Exercise data -
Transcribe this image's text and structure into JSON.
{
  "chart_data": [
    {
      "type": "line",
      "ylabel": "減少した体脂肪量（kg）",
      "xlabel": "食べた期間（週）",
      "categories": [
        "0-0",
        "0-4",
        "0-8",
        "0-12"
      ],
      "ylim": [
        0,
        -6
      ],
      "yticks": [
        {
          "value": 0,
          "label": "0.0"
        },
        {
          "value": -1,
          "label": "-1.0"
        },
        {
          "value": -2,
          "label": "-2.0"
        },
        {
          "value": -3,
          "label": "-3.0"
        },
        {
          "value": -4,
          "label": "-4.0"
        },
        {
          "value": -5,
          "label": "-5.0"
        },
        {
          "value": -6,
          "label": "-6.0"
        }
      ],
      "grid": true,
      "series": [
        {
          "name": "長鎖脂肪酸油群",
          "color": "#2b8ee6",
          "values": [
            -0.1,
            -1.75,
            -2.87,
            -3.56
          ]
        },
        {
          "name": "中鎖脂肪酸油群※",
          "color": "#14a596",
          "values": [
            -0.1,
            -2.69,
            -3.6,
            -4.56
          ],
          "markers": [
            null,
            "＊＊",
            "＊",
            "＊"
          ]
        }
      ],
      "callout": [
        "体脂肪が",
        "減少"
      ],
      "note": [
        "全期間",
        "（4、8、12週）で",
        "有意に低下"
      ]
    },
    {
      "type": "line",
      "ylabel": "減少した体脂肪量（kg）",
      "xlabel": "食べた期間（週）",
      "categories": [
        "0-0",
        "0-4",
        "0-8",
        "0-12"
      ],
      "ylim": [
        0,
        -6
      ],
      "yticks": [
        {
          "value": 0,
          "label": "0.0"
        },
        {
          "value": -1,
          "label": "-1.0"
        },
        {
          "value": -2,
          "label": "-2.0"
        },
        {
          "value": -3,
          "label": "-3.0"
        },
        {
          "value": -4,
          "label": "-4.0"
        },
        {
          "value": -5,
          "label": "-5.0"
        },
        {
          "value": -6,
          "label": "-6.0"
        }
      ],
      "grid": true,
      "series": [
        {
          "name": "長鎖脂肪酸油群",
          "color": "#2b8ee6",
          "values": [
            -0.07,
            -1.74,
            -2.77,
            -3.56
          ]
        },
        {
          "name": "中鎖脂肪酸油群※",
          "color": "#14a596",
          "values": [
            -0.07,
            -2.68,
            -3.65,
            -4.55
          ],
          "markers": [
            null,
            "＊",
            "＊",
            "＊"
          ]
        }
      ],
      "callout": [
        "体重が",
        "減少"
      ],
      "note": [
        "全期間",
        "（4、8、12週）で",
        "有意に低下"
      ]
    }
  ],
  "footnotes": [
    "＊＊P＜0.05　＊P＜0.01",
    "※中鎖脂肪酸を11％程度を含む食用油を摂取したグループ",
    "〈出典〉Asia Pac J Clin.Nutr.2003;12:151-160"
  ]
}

...

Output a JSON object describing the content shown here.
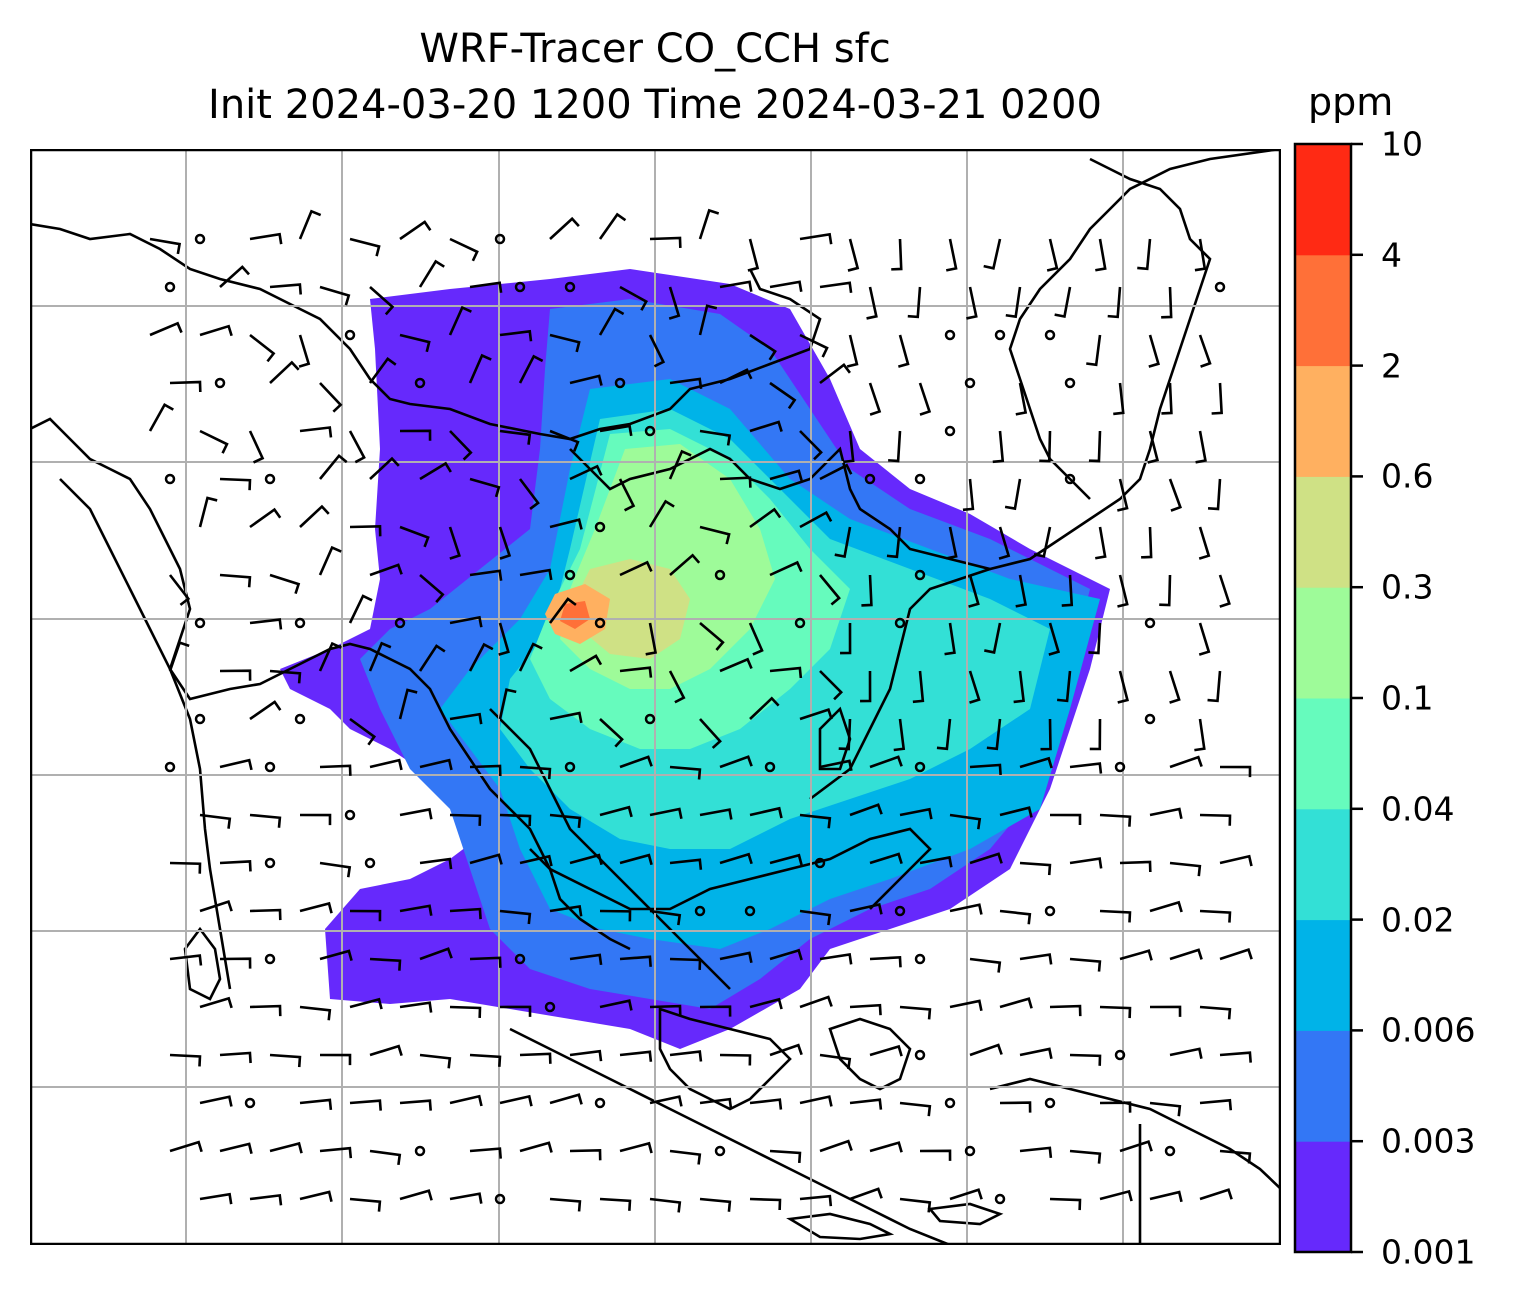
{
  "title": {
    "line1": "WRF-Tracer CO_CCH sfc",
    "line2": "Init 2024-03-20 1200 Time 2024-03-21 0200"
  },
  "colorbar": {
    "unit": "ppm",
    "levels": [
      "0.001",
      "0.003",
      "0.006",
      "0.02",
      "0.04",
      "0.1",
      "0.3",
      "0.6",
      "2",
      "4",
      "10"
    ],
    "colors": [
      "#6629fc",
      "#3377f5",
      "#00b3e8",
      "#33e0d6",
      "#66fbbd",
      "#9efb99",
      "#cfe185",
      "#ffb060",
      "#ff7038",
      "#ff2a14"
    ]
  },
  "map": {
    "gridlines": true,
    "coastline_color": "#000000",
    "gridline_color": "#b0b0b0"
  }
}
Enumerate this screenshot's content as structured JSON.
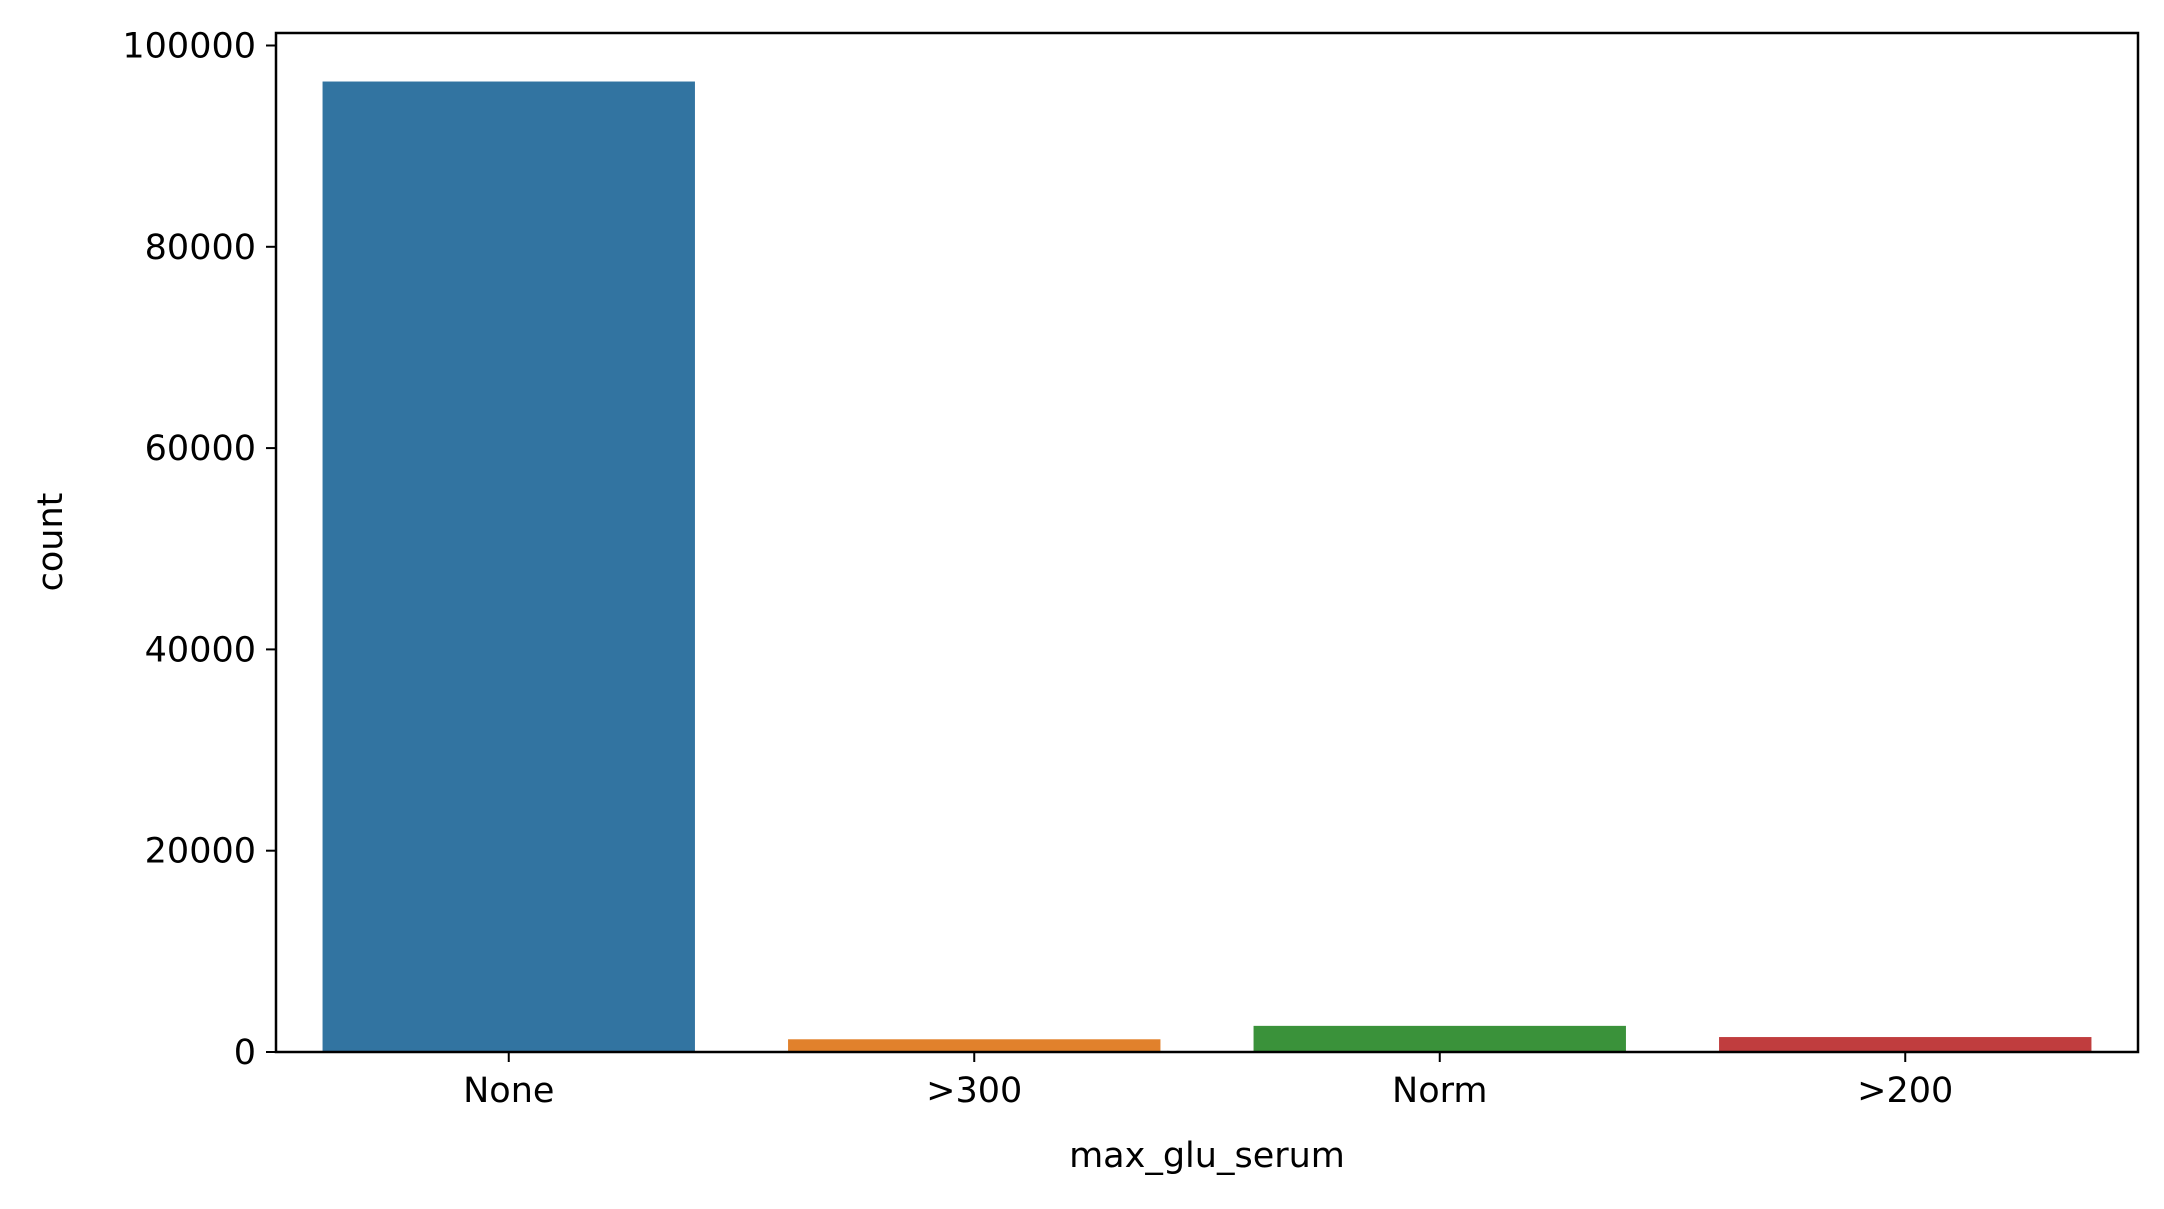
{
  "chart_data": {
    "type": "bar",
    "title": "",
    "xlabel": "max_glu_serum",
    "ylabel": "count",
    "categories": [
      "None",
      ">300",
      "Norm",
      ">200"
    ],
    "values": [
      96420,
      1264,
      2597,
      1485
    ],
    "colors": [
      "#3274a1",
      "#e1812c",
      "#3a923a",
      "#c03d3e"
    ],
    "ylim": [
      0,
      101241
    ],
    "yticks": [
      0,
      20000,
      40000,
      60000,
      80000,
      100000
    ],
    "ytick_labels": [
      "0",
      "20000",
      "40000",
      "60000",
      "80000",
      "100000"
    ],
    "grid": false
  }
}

Task prompt - Where a line above contains the word "this", copy that line.

Problem solution -
Transcribe this image's text and structure into JSON.
Enumerate this screenshot's content as structured JSON.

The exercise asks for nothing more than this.